Task goal -
Each line that includes the word "screenshot" counts once; give the total and nothing more.

Dataset excerpts -
▶

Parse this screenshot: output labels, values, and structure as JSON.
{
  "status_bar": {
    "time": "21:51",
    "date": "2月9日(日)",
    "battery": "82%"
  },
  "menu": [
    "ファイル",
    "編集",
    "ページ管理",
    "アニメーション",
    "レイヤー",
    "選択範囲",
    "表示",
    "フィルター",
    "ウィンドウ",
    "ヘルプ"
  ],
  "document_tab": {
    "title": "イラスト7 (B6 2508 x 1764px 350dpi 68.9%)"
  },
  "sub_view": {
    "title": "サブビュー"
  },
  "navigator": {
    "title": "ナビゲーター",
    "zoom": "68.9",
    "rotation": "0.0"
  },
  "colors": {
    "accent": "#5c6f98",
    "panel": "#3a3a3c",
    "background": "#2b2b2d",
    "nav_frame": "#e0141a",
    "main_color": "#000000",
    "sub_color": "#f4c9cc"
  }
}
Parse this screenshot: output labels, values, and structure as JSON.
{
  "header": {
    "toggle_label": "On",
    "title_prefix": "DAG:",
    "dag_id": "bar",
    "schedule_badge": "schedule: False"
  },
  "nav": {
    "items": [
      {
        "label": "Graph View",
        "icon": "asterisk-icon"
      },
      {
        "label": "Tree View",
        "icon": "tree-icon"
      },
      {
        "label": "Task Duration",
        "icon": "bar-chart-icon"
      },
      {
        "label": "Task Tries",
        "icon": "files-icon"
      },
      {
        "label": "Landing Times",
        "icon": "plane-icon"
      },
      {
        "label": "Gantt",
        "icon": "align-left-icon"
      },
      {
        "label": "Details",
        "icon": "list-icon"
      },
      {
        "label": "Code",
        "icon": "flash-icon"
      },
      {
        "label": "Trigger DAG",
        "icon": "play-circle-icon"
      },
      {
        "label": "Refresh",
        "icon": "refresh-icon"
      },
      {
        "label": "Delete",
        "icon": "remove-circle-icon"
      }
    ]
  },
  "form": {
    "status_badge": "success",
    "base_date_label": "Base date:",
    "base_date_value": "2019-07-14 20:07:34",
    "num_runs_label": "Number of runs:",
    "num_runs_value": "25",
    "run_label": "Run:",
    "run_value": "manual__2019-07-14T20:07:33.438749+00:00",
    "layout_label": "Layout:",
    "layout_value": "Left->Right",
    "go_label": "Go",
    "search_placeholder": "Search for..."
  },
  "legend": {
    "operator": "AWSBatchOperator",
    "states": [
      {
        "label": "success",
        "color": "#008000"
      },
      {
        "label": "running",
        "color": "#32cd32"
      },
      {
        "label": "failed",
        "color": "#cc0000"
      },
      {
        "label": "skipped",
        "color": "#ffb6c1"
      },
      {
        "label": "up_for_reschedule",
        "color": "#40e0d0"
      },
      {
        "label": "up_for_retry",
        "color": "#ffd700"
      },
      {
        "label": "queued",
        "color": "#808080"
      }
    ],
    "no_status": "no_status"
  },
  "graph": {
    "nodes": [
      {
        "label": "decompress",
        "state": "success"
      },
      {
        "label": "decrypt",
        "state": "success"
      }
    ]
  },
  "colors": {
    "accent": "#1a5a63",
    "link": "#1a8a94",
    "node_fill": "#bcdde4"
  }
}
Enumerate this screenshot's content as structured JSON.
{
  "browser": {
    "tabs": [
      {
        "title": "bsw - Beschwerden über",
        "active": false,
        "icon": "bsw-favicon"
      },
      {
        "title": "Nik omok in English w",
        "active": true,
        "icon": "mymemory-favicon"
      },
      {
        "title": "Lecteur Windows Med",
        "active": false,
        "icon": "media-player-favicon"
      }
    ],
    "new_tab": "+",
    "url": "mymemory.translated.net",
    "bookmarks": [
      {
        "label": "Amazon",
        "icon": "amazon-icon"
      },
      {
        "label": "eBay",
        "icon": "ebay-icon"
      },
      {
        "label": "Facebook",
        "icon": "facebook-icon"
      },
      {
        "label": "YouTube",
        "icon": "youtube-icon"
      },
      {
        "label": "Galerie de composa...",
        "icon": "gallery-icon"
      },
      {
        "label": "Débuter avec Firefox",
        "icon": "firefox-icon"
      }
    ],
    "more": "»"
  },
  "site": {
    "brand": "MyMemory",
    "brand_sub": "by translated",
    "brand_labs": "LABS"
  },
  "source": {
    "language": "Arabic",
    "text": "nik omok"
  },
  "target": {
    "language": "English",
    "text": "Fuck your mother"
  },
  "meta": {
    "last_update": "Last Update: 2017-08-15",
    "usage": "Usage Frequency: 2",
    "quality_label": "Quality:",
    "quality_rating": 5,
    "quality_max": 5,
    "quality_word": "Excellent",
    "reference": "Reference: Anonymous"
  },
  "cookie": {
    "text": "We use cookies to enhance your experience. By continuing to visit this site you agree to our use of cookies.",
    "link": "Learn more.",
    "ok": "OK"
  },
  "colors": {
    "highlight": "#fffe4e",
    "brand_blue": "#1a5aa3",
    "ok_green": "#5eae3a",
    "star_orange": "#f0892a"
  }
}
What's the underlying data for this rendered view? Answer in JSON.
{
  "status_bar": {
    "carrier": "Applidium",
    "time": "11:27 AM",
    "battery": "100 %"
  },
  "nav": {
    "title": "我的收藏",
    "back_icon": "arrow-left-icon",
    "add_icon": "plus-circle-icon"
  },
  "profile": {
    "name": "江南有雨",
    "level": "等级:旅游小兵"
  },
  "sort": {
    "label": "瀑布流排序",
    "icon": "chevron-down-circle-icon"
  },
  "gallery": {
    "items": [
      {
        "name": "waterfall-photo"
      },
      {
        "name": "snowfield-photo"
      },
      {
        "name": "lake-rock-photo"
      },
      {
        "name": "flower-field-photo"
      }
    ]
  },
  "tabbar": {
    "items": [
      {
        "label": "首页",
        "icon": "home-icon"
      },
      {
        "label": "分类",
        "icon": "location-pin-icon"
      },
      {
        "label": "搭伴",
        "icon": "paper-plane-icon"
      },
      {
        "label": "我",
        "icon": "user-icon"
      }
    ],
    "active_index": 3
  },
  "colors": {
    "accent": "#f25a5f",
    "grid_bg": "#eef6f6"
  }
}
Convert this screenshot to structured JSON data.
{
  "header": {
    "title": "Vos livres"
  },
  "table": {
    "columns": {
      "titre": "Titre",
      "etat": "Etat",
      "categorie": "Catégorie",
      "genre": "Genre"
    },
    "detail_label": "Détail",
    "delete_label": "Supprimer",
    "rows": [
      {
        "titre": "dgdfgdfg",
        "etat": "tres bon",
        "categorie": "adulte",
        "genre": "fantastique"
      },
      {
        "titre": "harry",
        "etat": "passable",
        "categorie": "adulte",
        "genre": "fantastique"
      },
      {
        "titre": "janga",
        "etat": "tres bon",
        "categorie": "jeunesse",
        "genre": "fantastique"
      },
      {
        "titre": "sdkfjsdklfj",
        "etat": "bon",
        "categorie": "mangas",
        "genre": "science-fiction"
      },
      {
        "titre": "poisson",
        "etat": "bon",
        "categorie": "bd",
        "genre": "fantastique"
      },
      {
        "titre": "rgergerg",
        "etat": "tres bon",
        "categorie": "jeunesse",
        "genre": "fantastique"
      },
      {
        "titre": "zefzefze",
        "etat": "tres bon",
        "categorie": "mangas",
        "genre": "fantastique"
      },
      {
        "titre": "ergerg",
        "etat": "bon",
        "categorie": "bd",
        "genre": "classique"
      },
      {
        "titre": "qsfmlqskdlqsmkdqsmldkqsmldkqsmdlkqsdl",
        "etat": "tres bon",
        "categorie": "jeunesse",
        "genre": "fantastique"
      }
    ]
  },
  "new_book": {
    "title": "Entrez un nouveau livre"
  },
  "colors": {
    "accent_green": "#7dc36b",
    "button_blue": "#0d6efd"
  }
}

◀

The solution -
4